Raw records

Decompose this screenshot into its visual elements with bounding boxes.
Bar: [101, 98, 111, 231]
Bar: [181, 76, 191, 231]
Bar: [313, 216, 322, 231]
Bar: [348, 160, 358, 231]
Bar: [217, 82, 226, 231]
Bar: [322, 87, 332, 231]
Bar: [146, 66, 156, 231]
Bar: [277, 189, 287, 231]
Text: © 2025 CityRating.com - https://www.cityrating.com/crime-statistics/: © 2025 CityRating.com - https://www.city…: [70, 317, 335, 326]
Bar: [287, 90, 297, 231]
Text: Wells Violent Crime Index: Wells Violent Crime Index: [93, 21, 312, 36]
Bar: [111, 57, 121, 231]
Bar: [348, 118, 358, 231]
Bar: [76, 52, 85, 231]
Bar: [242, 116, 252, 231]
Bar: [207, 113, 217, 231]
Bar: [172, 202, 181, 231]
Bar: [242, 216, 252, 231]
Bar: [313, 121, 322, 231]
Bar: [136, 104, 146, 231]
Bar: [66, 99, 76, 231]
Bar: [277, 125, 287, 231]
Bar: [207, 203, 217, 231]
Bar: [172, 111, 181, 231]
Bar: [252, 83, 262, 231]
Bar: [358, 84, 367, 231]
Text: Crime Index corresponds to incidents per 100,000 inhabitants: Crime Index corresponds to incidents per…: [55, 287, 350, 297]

What you need to do
Repeat every line of the material above, word for word and in the same order, changing nothing.

Exercise result
Decompose this screenshot into its visual elements with bounding boxes.
Bar: [101, 98, 111, 231]
Bar: [181, 76, 191, 231]
Bar: [313, 216, 322, 231]
Bar: [348, 160, 358, 231]
Bar: [217, 82, 226, 231]
Bar: [322, 87, 332, 231]
Bar: [146, 66, 156, 231]
Bar: [277, 189, 287, 231]
Text: © 2025 CityRating.com - https://www.cityrating.com/crime-statistics/: © 2025 CityRating.com - https://www.city…: [70, 317, 335, 326]
Bar: [287, 90, 297, 231]
Text: Wells Violent Crime Index: Wells Violent Crime Index: [93, 21, 312, 36]
Bar: [111, 57, 121, 231]
Bar: [348, 118, 358, 231]
Bar: [76, 52, 85, 231]
Bar: [242, 116, 252, 231]
Bar: [207, 113, 217, 231]
Bar: [172, 202, 181, 231]
Bar: [242, 216, 252, 231]
Bar: [313, 121, 322, 231]
Bar: [136, 104, 146, 231]
Bar: [66, 99, 76, 231]
Bar: [277, 125, 287, 231]
Bar: [207, 203, 217, 231]
Bar: [172, 111, 181, 231]
Bar: [252, 83, 262, 231]
Bar: [358, 84, 367, 231]
Text: Crime Index corresponds to incidents per 100,000 inhabitants: Crime Index corresponds to incidents per…: [55, 287, 350, 297]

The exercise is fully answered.